:: Task input ::
===

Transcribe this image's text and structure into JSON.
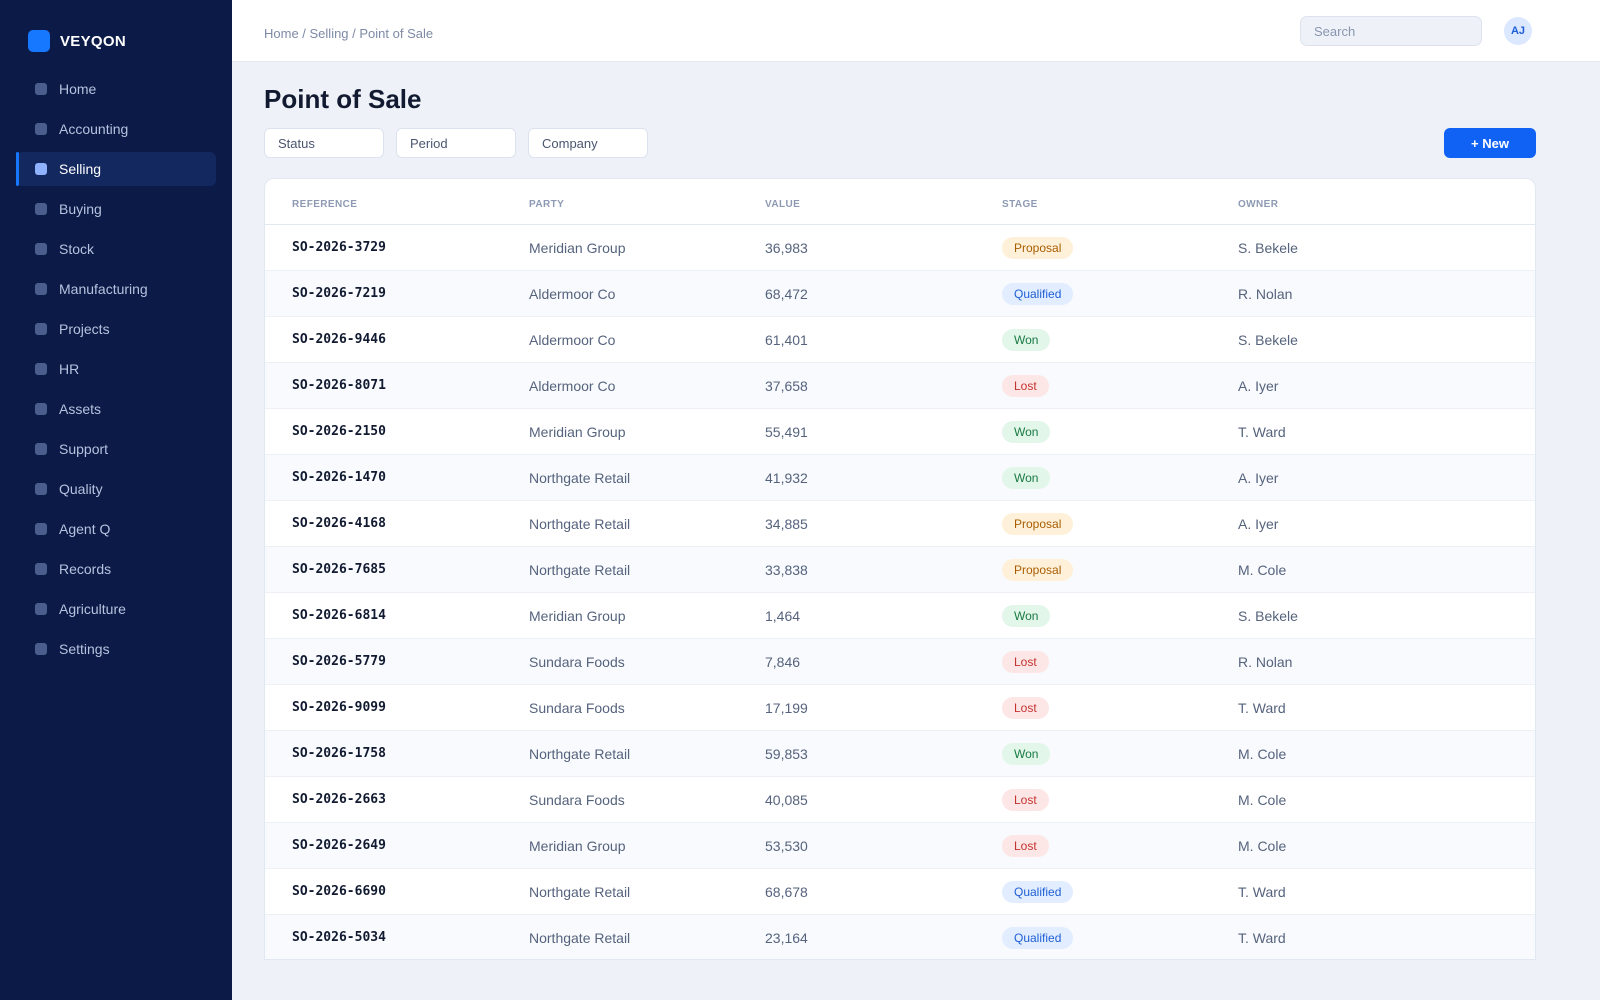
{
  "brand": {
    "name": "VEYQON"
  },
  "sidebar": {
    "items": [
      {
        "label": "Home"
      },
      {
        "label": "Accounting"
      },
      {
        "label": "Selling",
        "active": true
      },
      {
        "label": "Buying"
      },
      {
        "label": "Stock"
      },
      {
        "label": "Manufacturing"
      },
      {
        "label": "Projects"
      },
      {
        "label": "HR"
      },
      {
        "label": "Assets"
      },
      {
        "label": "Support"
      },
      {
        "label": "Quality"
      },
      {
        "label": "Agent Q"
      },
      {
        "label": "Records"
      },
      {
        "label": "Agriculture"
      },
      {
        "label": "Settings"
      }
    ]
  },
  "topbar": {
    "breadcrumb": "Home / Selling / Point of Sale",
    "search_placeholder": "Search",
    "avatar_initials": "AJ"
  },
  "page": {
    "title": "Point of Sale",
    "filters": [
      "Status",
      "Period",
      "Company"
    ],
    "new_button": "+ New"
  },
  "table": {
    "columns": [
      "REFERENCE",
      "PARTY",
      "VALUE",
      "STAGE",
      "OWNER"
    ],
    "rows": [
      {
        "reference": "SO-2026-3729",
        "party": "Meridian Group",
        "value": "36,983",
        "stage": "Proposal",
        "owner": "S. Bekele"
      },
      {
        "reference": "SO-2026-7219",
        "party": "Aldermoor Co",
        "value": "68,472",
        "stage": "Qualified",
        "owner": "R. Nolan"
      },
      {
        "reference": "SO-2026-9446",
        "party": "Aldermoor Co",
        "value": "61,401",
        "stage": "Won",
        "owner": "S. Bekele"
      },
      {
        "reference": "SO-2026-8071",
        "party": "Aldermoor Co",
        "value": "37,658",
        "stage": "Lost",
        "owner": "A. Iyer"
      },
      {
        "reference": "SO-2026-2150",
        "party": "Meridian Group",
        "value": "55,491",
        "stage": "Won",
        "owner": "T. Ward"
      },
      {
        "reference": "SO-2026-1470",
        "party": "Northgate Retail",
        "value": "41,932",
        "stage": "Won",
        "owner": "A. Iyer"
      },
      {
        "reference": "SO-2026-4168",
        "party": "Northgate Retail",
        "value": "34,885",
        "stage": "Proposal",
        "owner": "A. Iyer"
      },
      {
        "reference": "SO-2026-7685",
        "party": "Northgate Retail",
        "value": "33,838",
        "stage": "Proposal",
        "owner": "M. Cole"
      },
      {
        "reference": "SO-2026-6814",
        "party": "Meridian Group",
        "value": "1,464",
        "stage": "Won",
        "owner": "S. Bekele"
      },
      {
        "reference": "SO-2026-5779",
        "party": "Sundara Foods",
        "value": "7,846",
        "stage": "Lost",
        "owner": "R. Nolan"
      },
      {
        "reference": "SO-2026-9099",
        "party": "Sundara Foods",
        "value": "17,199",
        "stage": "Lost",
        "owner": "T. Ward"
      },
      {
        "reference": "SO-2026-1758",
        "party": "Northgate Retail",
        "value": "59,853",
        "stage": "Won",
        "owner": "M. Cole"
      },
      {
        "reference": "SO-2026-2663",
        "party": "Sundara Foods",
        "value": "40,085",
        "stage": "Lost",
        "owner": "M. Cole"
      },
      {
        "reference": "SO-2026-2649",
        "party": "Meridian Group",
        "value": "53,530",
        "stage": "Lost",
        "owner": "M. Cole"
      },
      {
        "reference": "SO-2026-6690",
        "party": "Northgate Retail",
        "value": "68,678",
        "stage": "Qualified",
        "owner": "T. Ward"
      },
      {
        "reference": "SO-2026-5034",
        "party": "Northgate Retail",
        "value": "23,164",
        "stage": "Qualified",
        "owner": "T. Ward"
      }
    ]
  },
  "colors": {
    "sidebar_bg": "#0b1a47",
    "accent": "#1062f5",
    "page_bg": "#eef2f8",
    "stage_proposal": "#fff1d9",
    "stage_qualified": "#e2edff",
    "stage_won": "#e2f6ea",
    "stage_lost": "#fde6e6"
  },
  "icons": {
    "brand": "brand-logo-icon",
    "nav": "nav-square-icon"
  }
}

===

:: Exercise ::
Copy all the records above exactly, but leave out the pictures.

:: Expected answer ::
Transcribe this image's text and structure into JSON.
{
  "brand": {
    "name": "VEYQON"
  },
  "sidebar": {
    "items": [
      {
        "label": "Home"
      },
      {
        "label": "Accounting"
      },
      {
        "label": "Selling",
        "active": true
      },
      {
        "label": "Buying"
      },
      {
        "label": "Stock"
      },
      {
        "label": "Manufacturing"
      },
      {
        "label": "Projects"
      },
      {
        "label": "HR"
      },
      {
        "label": "Assets"
      },
      {
        "label": "Support"
      },
      {
        "label": "Quality"
      },
      {
        "label": "Agent Q"
      },
      {
        "label": "Records"
      },
      {
        "label": "Agriculture"
      },
      {
        "label": "Settings"
      }
    ]
  },
  "topbar": {
    "breadcrumb": "Home / Selling / Point of Sale",
    "search_placeholder": "Search",
    "avatar_initials": "AJ"
  },
  "page": {
    "title": "Point of Sale",
    "filters": [
      "Status",
      "Period",
      "Company"
    ],
    "new_button": "+ New"
  },
  "table": {
    "columns": [
      "REFERENCE",
      "PARTY",
      "VALUE",
      "STAGE",
      "OWNER"
    ],
    "rows": [
      {
        "reference": "SO-2026-3729",
        "party": "Meridian Group",
        "value": "36,983",
        "stage": "Proposal",
        "owner": "S. Bekele"
      },
      {
        "reference": "SO-2026-7219",
        "party": "Aldermoor Co",
        "value": "68,472",
        "stage": "Qualified",
        "owner": "R. Nolan"
      },
      {
        "reference": "SO-2026-9446",
        "party": "Aldermoor Co",
        "value": "61,401",
        "stage": "Won",
        "owner": "S. Bekele"
      },
      {
        "reference": "SO-2026-8071",
        "party": "Aldermoor Co",
        "value": "37,658",
        "stage": "Lost",
        "owner": "A. Iyer"
      },
      {
        "reference": "SO-2026-2150",
        "party": "Meridian Group",
        "value": "55,491",
        "stage": "Won",
        "owner": "T. Ward"
      },
      {
        "reference": "SO-2026-1470",
        "party": "Northgate Retail",
        "value": "41,932",
        "stage": "Won",
        "owner": "A. Iyer"
      },
      {
        "reference": "SO-2026-4168",
        "party": "Northgate Retail",
        "value": "34,885",
        "stage": "Proposal",
        "owner": "A. Iyer"
      },
      {
        "reference": "SO-2026-7685",
        "party": "Northgate Retail",
        "value": "33,838",
        "stage": "Proposal",
        "owner": "M. Cole"
      },
      {
        "reference": "SO-2026-6814",
        "party": "Meridian Group",
        "value": "1,464",
        "stage": "Won",
        "owner": "S. Bekele"
      },
      {
        "reference": "SO-2026-5779",
        "party": "Sundara Foods",
        "value": "7,846",
        "stage": "Lost",
        "owner": "R. Nolan"
      },
      {
        "reference": "SO-2026-9099",
        "party": "Sundara Foods",
        "value": "17,199",
        "stage": "Lost",
        "owner": "T. Ward"
      },
      {
        "reference": "SO-2026-1758",
        "party": "Northgate Retail",
        "value": "59,853",
        "stage": "Won",
        "owner": "M. Cole"
      },
      {
        "reference": "SO-2026-2663",
        "party": "Sundara Foods",
        "value": "40,085",
        "stage": "Lost",
        "owner": "M. Cole"
      },
      {
        "reference": "SO-2026-2649",
        "party": "Meridian Group",
        "value": "53,530",
        "stage": "Lost",
        "owner": "M. Cole"
      },
      {
        "reference": "SO-2026-6690",
        "party": "Northgate Retail",
        "value": "68,678",
        "stage": "Qualified",
        "owner": "T. Ward"
      },
      {
        "reference": "SO-2026-5034",
        "party": "Northgate Retail",
        "value": "23,164",
        "stage": "Qualified",
        "owner": "T. Ward"
      }
    ]
  },
  "colors": {
    "sidebar_bg": "#0b1a47",
    "accent": "#1062f5",
    "page_bg": "#eef2f8",
    "stage_proposal": "#fff1d9",
    "stage_qualified": "#e2edff",
    "stage_won": "#e2f6ea",
    "stage_lost": "#fde6e6"
  },
  "icons": {
    "brand": "brand-logo-icon",
    "nav": "nav-square-icon"
  }
}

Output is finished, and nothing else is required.